Reproduce the lines exactly as they appear, beginning at the line that contains "795, 1020, 812]" and ending after the line that contains "811, 1020, 841]".

▶ _INPUT_
#####
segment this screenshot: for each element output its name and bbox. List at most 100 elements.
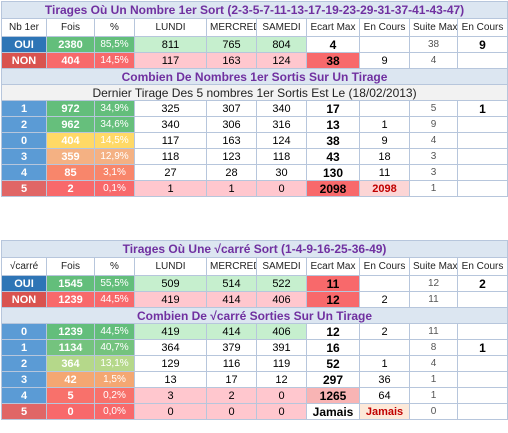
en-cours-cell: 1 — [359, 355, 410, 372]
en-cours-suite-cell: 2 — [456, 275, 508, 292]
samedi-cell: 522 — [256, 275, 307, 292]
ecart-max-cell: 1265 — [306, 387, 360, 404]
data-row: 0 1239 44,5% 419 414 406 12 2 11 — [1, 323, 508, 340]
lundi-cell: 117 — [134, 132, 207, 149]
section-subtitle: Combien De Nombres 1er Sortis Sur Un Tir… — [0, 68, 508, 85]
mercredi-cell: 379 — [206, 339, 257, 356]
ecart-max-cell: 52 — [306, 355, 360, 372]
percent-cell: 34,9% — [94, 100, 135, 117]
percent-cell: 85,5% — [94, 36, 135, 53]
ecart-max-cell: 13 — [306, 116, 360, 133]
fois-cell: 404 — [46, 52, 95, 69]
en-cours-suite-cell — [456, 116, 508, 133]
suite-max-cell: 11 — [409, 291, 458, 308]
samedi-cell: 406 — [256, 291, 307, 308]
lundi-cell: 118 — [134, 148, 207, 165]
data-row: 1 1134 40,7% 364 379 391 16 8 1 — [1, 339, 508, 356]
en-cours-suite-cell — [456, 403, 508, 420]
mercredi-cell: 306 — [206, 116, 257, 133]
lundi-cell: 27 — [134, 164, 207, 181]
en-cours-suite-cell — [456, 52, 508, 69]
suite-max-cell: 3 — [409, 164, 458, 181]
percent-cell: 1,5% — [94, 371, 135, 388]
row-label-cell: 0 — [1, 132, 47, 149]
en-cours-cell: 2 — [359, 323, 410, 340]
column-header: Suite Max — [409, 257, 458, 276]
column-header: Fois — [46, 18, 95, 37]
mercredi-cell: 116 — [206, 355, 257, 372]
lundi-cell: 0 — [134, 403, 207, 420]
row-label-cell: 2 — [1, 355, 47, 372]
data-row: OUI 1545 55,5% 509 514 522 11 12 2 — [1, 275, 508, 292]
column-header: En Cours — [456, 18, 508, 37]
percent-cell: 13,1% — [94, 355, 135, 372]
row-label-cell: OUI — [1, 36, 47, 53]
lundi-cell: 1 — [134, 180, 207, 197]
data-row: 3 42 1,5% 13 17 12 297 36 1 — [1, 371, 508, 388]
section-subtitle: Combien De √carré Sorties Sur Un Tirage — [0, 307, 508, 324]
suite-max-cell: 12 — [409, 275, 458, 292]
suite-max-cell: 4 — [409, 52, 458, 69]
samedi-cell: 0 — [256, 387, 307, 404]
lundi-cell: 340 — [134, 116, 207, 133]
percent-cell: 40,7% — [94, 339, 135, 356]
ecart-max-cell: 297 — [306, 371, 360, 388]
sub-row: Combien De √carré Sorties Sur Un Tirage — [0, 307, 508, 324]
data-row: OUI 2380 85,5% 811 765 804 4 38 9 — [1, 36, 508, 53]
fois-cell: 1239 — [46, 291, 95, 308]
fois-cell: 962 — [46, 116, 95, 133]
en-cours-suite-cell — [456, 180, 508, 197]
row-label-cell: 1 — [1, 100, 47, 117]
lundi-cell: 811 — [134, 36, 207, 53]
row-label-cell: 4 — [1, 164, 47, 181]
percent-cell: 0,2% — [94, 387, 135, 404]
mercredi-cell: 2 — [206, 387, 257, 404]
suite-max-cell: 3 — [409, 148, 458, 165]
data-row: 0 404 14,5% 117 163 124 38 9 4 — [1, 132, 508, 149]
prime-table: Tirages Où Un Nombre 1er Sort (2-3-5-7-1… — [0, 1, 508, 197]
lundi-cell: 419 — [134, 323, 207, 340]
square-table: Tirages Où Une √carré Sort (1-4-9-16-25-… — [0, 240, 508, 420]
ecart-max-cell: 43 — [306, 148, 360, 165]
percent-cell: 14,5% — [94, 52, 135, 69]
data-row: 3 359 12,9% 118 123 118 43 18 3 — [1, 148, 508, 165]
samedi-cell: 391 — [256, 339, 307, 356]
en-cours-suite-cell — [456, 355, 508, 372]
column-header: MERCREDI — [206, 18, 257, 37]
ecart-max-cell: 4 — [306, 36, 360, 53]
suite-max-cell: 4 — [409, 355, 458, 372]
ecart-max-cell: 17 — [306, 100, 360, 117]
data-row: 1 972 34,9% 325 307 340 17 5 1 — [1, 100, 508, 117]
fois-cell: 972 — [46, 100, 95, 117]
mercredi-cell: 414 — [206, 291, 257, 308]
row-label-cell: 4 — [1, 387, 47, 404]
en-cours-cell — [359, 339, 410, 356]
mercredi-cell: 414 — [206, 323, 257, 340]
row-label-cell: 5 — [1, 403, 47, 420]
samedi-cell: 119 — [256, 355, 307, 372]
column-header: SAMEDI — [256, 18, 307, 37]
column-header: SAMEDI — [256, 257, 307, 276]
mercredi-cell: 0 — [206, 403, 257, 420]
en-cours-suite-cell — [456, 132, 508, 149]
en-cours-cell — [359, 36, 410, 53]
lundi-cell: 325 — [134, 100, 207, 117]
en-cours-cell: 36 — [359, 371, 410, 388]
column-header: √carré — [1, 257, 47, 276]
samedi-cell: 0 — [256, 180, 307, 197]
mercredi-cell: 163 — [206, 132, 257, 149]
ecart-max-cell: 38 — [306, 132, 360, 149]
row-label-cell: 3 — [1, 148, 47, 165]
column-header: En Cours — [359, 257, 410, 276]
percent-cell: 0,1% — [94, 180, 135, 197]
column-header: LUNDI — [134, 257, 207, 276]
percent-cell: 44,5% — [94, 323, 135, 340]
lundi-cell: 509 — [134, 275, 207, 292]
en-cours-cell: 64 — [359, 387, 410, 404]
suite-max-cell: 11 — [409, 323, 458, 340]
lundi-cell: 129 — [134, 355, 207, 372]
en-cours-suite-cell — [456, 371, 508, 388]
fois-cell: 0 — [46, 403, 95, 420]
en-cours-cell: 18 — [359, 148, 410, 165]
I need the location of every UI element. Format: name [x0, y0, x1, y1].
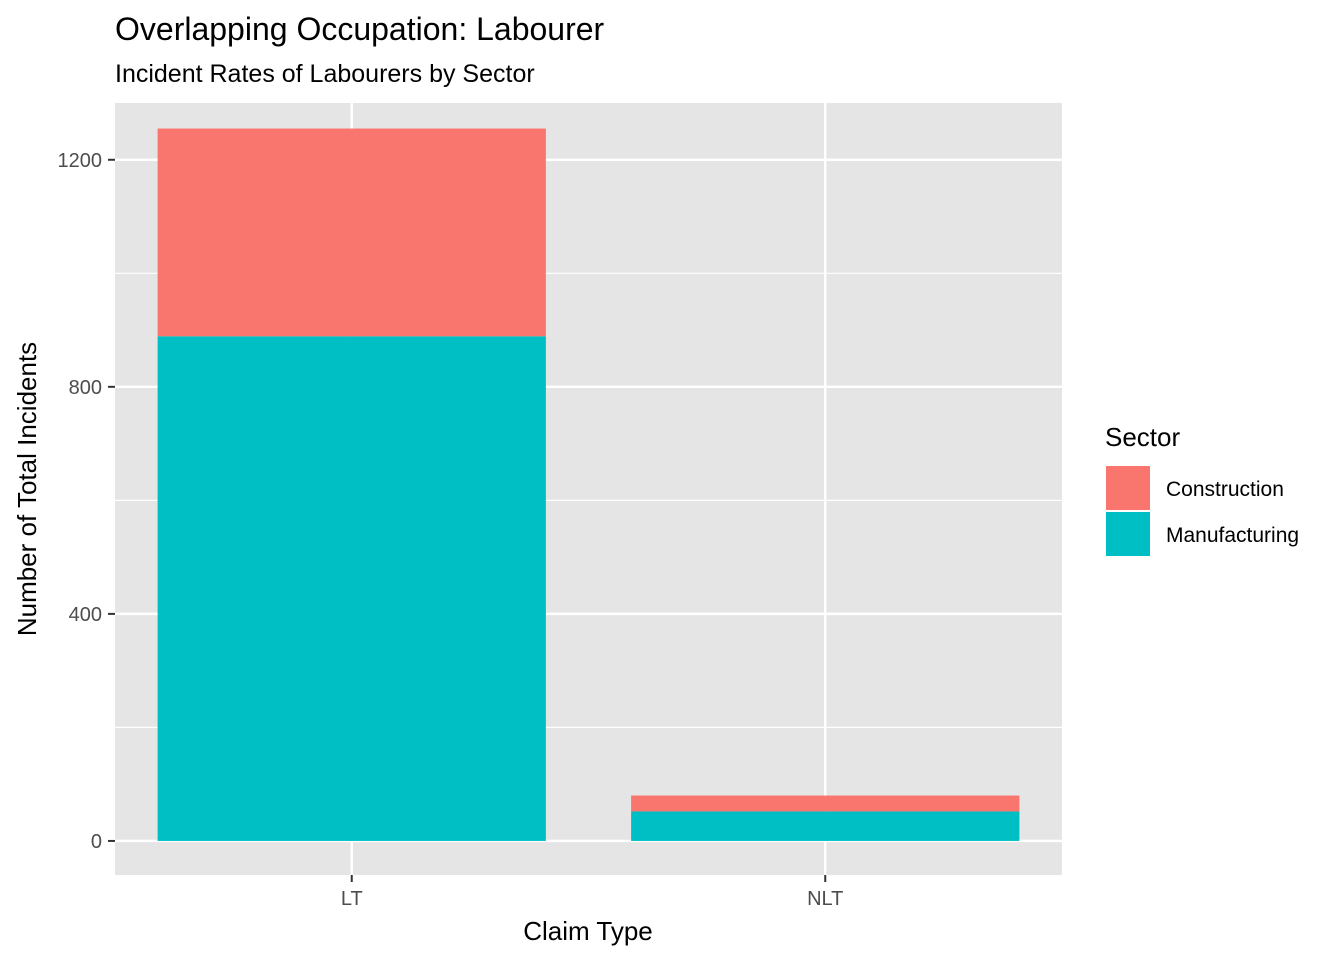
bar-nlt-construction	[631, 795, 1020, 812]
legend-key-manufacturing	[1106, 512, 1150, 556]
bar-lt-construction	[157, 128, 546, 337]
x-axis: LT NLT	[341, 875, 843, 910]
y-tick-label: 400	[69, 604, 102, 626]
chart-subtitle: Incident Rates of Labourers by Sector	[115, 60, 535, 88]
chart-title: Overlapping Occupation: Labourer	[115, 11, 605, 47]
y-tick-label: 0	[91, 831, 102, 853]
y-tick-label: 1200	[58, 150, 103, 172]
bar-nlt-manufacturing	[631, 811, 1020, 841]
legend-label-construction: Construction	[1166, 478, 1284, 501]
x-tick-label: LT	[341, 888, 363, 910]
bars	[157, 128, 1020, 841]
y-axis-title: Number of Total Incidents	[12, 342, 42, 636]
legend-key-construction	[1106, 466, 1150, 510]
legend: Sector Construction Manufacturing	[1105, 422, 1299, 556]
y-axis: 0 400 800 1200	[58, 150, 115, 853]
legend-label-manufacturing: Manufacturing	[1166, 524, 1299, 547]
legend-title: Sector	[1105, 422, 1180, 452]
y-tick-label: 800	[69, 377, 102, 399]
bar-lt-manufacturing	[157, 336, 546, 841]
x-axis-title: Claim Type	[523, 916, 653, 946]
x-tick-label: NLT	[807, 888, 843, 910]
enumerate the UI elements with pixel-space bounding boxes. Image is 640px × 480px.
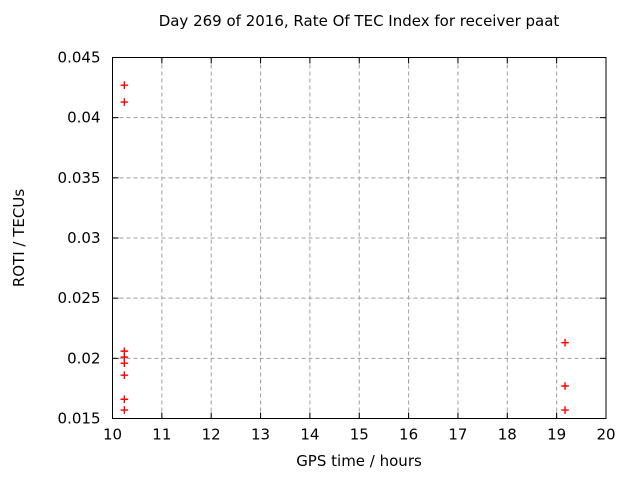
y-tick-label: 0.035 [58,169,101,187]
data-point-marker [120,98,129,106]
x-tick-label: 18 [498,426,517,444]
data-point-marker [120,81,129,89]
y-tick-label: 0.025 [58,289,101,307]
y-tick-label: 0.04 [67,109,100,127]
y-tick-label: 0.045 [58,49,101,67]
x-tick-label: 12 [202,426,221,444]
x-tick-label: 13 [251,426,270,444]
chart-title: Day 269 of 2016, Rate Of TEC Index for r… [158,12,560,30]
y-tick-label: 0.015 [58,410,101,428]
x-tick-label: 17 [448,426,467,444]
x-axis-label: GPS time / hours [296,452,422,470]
#####
▶ _OUTPUT OF THE EXERCISE_
bar-nlt-construction	[631, 795, 1020, 812]
legend-key-manufacturing	[1106, 512, 1150, 556]
bar-lt-construction	[157, 128, 546, 337]
x-axis: LT NLT	[341, 875, 843, 910]
y-tick-label: 400	[69, 604, 102, 626]
chart-subtitle: Incident Rates of Labourers by Sector	[115, 60, 535, 88]
chart-title: Overlapping Occupation: Labourer	[115, 11, 605, 47]
y-tick-label: 0	[91, 831, 102, 853]
y-tick-label: 1200	[58, 150, 103, 172]
bar-nlt-manufacturing	[631, 811, 1020, 841]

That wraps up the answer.